● **YOUR OBJECTIVE**:
Extract the complete listing and output it unchanged.

● **SUPPLIED DATA**:
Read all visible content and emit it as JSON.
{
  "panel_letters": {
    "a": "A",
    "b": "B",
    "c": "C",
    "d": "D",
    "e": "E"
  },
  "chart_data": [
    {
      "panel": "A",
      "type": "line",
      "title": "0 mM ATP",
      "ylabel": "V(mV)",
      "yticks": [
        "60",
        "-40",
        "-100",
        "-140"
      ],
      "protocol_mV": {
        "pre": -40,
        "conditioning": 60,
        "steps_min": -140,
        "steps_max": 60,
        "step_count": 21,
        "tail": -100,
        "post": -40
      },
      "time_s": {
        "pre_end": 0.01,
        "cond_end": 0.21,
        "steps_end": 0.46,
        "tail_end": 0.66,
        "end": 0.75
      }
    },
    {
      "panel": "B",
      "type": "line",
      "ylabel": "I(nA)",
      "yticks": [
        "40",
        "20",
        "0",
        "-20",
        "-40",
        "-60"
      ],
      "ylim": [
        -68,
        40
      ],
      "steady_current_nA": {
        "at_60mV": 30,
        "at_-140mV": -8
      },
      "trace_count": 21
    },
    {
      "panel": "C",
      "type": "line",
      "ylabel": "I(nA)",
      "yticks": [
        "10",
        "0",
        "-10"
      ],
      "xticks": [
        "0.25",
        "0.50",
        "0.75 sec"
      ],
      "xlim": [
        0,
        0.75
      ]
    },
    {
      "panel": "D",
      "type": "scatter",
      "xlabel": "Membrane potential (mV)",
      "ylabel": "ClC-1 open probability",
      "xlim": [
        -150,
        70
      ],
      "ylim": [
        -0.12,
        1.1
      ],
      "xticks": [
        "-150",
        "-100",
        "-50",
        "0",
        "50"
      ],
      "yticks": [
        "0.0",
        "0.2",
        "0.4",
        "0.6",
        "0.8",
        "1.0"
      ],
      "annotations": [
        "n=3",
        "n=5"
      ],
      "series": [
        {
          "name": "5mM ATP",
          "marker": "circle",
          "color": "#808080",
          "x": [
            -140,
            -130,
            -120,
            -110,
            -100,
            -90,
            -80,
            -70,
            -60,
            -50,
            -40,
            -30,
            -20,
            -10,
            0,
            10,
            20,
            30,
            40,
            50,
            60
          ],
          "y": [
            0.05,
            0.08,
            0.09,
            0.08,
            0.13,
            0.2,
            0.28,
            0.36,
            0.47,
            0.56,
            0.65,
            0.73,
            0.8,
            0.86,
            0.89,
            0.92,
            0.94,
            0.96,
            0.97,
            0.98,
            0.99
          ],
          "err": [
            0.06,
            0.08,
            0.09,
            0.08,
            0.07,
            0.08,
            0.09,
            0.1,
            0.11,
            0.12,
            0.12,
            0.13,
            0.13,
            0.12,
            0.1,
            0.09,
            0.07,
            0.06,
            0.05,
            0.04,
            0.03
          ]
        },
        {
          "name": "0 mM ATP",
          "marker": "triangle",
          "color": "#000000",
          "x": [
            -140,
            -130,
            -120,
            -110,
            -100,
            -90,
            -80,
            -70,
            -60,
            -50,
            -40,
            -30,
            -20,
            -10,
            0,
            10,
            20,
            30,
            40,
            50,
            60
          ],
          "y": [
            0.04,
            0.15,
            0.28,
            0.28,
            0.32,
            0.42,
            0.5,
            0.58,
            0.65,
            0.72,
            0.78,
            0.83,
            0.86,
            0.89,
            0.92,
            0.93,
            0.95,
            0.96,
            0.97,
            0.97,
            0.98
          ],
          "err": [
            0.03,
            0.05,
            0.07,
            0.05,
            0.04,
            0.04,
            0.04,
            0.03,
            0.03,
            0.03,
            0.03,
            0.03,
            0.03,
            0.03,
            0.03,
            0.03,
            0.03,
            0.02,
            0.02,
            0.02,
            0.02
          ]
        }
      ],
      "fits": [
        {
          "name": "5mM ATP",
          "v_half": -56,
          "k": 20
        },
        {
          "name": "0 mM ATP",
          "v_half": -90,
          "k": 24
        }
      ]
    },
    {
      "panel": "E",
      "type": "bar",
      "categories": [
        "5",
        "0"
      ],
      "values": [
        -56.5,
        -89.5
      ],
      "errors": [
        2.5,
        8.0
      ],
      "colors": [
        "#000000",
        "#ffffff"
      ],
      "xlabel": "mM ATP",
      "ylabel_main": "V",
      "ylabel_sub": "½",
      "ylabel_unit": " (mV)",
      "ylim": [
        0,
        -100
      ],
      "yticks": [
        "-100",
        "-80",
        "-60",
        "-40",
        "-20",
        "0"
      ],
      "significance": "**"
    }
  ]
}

● **RIGHT ANSWER**:
Read all visible content and emit it as JSON.
{
  "panel_letters": {
    "a": "A",
    "b": "B",
    "c": "C",
    "d": "D",
    "e": "E"
  },
  "chart_data": [
    {
      "panel": "A",
      "type": "line",
      "title": "0 mM ATP",
      "ylabel": "V(mV)",
      "yticks": [
        "60",
        "-40",
        "-100",
        "-140"
      ],
      "protocol_mV": {
        "pre": -40,
        "conditioning": 60,
        "steps_min": -140,
        "steps_max": 60,
        "step_count": 21,
        "tail": -100,
        "post": -40
      },
      "time_s": {
        "pre_end": 0.01,
        "cond_end": 0.21,
        "steps_end": 0.46,
        "tail_end": 0.66,
        "end": 0.75
      }
    },
    {
      "panel": "B",
      "type": "line",
      "ylabel": "I(nA)",
      "yticks": [
        "40",
        "20",
        "0",
        "-20",
        "-40",
        "-60"
      ],
      "ylim": [
        -68,
        40
      ],
      "steady_current_nA": {
        "at_60mV": 30,
        "at_-140mV": -8
      },
      "trace_count": 21
    },
    {
      "panel": "C",
      "type": "line",
      "ylabel": "I(nA)",
      "yticks": [
        "10",
        "0",
        "-10"
      ],
      "xticks": [
        "0.25",
        "0.50",
        "0.75 sec"
      ],
      "xlim": [
        0,
        0.75
      ]
    },
    {
      "panel": "D",
      "type": "scatter",
      "xlabel": "Membrane potential (mV)",
      "ylabel": "ClC-1 open probability",
      "xlim": [
        -150,
        70
      ],
      "ylim": [
        -0.12,
        1.1
      ],
      "xticks": [
        "-150",
        "-100",
        "-50",
        "0",
        "50"
      ],
      "yticks": [
        "0.0",
        "0.2",
        "0.4",
        "0.6",
        "0.8",
        "1.0"
      ],
      "annotations": [
        "n=3",
        "n=5"
      ],
      "series": [
        {
          "name": "5mM ATP",
          "marker": "circle",
          "color": "#808080",
          "x": [
            -140,
            -130,
            -120,
            -110,
            -100,
            -90,
            -80,
            -70,
            -60,
            -50,
            -40,
            -30,
            -20,
            -10,
            0,
            10,
            20,
            30,
            40,
            50,
            60
          ],
          "y": [
            0.05,
            0.08,
            0.09,
            0.08,
            0.13,
            0.2,
            0.28,
            0.36,
            0.47,
            0.56,
            0.65,
            0.73,
            0.8,
            0.86,
            0.89,
            0.92,
            0.94,
            0.96,
            0.97,
            0.98,
            0.99
          ],
          "err": [
            0.06,
            0.08,
            0.09,
            0.08,
            0.07,
            0.08,
            0.09,
            0.1,
            0.11,
            0.12,
            0.12,
            0.13,
            0.13,
            0.12,
            0.1,
            0.09,
            0.07,
            0.06,
            0.05,
            0.04,
            0.03
          ]
        },
        {
          "name": "0 mM ATP",
          "marker": "triangle",
          "color": "#000000",
          "x": [
            -140,
            -130,
            -120,
            -110,
            -100,
            -90,
            -80,
            -70,
            -60,
            -50,
            -40,
            -30,
            -20,
            -10,
            0,
            10,
            20,
            30,
            40,
            50,
            60
          ],
          "y": [
            0.04,
            0.15,
            0.28,
            0.28,
            0.32,
            0.42,
            0.5,
            0.58,
            0.65,
            0.72,
            0.78,
            0.83,
            0.86,
            0.89,
            0.92,
            0.93,
            0.95,
            0.96,
            0.97,
            0.97,
            0.98
          ],
          "err": [
            0.03,
            0.05,
            0.07,
            0.05,
            0.04,
            0.04,
            0.04,
            0.03,
            0.03,
            0.03,
            0.03,
            0.03,
            0.03,
            0.03,
            0.03,
            0.03,
            0.03,
            0.02,
            0.02,
            0.02,
            0.02
          ]
        }
      ],
      "fits": [
        {
          "name": "5mM ATP",
          "v_half": -56,
          "k": 20
        },
        {
          "name": "0 mM ATP",
          "v_half": -90,
          "k": 24
        }
      ]
    },
    {
      "panel": "E",
      "type": "bar",
      "categories": [
        "5",
        "0"
      ],
      "values": [
        -56.5,
        -89.5
      ],
      "errors": [
        2.5,
        8.0
      ],
      "colors": [
        "#000000",
        "#ffffff"
      ],
      "xlabel": "mM ATP",
      "ylabel_main": "V",
      "ylabel_sub": "½",
      "ylabel_unit": " (mV)",
      "ylim": [
        0,
        -100
      ],
      "yticks": [
        "-100",
        "-80",
        "-60",
        "-40",
        "-20",
        "0"
      ],
      "significance": "**"
    }
  ]
}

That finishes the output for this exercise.